## REQUIREMENT
Which lines have the string "GLOBE"? Copy all of them from the entries below.

====== DATA TO PROCESS

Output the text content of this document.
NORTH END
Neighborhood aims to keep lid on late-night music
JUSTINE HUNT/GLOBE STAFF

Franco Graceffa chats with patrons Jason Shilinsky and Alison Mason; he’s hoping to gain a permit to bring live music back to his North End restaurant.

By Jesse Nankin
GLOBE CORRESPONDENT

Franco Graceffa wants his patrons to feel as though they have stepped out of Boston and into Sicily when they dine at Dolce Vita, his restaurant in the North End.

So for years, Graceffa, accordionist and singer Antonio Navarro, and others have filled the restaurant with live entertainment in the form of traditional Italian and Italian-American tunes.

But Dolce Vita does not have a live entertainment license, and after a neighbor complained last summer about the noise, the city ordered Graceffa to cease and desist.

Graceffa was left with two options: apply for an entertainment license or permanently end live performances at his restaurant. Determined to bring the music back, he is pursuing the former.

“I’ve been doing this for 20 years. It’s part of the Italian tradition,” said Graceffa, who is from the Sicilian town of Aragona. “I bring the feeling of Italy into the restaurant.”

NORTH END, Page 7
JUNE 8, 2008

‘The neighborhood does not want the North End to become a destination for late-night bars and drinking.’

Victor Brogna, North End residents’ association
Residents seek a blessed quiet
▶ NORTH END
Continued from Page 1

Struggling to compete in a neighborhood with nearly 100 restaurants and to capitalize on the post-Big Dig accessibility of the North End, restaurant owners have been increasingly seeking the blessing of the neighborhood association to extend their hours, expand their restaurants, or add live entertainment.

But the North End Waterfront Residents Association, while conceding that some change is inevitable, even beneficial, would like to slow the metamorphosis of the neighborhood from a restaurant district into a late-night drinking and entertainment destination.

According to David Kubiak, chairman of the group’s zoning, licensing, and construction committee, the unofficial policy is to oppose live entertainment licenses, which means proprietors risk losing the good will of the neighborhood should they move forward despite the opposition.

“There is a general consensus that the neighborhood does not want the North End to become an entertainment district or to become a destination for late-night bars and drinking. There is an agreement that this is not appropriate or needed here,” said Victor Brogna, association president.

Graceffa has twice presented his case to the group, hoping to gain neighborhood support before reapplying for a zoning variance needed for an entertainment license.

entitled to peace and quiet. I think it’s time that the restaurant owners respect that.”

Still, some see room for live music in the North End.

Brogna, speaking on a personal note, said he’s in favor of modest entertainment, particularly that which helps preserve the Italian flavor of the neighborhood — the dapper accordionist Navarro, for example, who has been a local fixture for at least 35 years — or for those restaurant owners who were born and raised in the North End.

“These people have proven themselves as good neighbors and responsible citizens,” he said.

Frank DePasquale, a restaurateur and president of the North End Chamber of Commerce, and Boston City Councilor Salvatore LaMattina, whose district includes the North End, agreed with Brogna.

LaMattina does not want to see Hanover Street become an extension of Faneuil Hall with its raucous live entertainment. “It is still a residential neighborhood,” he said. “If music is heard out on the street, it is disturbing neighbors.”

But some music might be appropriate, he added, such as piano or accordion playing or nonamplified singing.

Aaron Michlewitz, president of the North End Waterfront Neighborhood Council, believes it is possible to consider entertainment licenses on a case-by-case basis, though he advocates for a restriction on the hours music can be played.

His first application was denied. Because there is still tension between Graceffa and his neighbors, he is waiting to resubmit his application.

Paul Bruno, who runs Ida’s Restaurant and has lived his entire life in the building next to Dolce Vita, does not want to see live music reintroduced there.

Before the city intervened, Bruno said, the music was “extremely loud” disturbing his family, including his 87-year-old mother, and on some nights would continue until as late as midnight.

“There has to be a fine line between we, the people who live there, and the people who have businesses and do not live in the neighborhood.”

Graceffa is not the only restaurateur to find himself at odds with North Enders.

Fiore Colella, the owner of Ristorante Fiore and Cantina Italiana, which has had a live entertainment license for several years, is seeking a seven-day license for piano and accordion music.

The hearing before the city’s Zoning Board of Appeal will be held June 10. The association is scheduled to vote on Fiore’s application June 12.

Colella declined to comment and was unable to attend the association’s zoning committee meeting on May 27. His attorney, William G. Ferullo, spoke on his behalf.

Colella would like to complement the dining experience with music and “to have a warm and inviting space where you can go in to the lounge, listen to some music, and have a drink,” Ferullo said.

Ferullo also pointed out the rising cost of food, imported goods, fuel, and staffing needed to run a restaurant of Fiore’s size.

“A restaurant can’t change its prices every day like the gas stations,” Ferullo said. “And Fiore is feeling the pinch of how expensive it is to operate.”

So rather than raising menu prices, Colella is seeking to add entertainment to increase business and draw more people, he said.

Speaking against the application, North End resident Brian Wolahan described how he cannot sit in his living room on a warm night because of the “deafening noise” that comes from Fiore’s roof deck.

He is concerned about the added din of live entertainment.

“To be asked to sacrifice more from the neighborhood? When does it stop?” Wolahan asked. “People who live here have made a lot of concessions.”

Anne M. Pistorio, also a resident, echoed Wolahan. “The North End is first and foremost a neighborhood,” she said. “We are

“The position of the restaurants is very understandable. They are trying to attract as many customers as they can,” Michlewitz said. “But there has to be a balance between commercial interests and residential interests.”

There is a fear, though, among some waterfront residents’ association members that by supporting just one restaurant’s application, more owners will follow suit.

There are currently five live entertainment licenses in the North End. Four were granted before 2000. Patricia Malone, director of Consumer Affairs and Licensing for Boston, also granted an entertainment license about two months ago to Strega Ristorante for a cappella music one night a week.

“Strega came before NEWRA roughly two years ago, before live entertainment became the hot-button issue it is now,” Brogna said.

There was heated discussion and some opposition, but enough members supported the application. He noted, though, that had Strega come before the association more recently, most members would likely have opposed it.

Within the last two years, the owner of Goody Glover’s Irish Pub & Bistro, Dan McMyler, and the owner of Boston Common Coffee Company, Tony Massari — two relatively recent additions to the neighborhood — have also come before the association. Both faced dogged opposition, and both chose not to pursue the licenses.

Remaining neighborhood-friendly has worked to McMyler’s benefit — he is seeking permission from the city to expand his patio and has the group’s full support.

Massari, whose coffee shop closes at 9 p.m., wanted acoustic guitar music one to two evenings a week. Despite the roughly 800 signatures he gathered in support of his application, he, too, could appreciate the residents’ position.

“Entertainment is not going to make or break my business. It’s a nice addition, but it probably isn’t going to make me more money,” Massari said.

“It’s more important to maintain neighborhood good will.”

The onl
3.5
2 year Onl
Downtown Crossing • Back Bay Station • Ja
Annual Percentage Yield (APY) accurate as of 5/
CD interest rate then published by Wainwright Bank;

============
====== DATA TO PROCESS

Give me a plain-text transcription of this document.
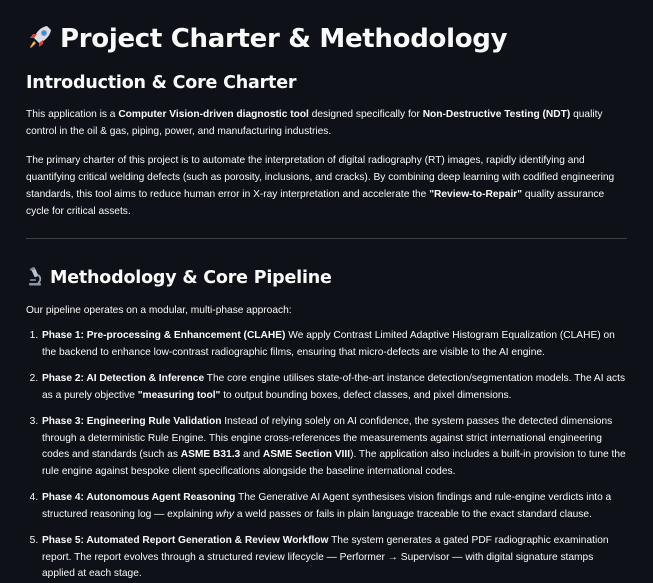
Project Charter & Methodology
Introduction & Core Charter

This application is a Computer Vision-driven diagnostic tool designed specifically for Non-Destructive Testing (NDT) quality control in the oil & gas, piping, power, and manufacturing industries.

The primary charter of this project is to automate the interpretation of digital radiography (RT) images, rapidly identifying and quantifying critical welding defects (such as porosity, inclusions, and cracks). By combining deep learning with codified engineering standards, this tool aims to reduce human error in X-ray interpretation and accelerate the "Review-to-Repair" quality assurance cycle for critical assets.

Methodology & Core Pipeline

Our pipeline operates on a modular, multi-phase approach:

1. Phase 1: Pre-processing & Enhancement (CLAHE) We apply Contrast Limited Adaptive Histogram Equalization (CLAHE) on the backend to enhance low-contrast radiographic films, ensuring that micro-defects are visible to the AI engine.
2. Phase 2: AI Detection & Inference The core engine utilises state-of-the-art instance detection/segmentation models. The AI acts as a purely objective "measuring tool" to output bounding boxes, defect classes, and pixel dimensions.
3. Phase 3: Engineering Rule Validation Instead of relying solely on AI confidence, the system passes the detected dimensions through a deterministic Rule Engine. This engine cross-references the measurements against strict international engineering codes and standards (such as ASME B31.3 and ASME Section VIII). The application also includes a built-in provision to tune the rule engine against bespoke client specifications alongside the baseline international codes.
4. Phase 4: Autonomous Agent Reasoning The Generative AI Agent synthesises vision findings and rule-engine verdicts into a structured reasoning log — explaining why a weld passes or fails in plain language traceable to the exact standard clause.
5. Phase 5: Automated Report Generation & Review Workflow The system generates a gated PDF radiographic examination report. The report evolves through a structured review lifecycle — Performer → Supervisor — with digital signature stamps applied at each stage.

============
====== DATA TO PROCESS

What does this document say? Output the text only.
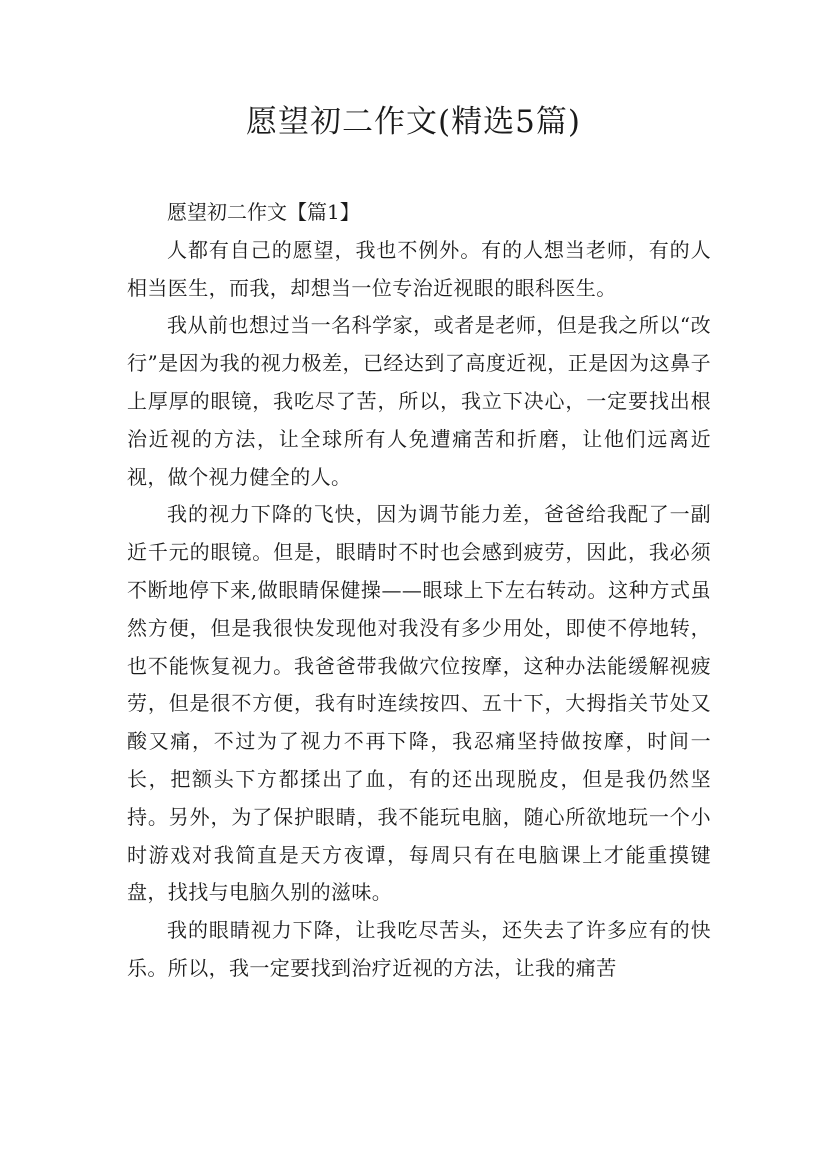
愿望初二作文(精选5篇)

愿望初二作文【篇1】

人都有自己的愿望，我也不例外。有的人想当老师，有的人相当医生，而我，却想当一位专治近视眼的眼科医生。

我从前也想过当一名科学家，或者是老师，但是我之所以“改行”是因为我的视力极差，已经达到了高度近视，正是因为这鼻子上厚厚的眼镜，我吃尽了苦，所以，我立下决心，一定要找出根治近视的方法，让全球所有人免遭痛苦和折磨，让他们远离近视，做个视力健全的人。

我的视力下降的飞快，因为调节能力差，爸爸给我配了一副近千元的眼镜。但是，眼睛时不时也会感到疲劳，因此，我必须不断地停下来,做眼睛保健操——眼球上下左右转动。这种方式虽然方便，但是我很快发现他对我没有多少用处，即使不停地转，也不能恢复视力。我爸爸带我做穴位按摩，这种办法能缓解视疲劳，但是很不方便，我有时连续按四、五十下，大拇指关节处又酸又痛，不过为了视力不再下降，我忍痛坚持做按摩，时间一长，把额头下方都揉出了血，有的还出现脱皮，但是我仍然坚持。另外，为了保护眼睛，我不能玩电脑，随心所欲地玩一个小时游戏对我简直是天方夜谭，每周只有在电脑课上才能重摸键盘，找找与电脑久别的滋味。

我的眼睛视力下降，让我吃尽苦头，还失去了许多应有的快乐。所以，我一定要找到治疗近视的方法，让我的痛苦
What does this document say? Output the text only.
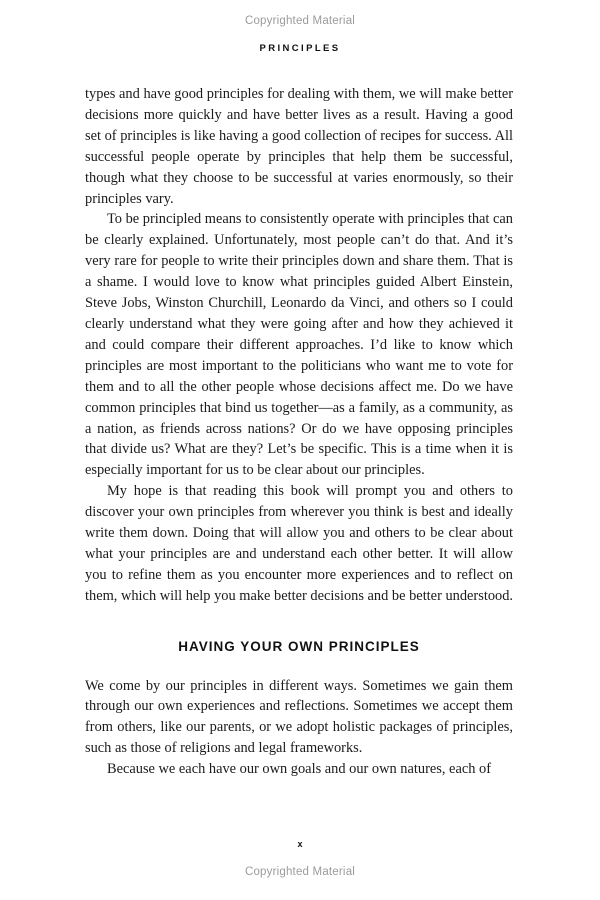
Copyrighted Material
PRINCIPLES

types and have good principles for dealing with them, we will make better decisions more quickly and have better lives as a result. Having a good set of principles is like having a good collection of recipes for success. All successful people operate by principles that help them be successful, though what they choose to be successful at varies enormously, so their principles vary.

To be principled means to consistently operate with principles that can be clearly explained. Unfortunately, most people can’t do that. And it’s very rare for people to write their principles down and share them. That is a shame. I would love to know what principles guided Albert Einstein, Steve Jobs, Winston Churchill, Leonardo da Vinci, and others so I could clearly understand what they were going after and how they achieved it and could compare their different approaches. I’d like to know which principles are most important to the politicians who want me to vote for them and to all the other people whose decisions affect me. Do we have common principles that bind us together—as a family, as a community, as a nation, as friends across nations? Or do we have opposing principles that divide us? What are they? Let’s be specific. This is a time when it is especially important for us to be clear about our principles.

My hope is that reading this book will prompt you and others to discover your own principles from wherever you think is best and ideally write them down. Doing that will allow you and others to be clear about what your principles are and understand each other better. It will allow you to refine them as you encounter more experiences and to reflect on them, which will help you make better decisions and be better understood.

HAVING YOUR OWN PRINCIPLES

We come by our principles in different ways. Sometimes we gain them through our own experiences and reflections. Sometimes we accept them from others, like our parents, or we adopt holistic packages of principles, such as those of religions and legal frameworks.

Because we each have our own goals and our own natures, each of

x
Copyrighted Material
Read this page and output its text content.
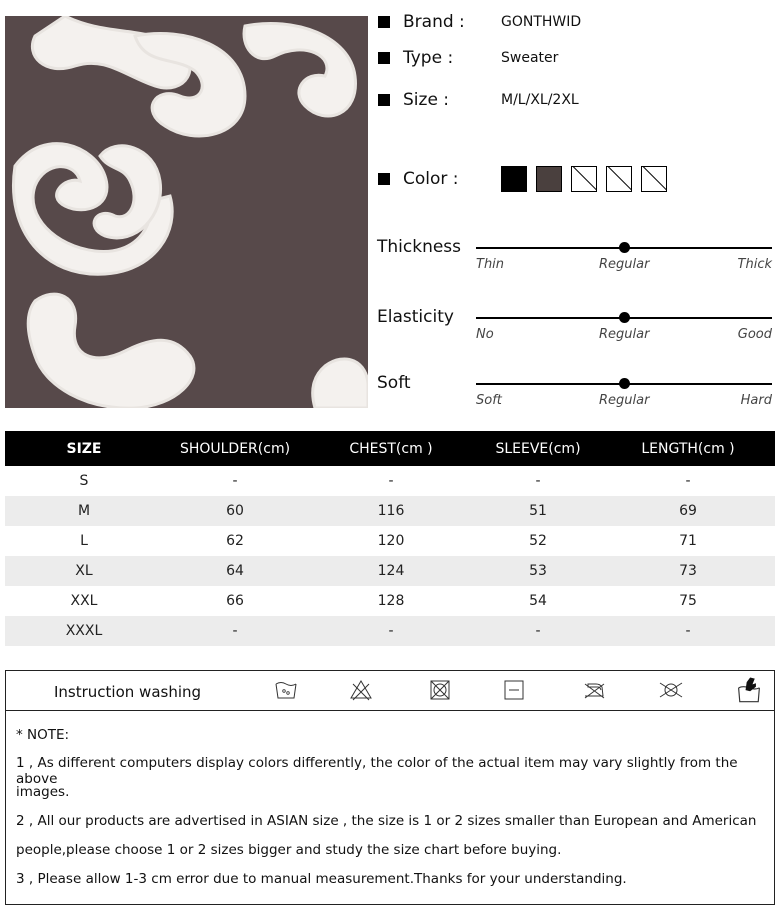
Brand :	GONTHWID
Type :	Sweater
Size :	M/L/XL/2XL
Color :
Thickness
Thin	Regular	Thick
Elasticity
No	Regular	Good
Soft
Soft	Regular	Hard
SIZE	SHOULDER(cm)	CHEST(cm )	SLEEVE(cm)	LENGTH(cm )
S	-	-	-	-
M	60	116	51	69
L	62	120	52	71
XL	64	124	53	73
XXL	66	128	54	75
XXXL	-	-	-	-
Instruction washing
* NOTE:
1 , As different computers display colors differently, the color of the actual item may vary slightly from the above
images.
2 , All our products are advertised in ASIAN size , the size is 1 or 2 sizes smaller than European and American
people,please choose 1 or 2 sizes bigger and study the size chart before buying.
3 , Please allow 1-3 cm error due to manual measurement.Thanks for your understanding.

============

## RESULT OF THIS TASK
JUSTINE HUNT/GLOBE STAFF
GLOBE CORRESPONDENT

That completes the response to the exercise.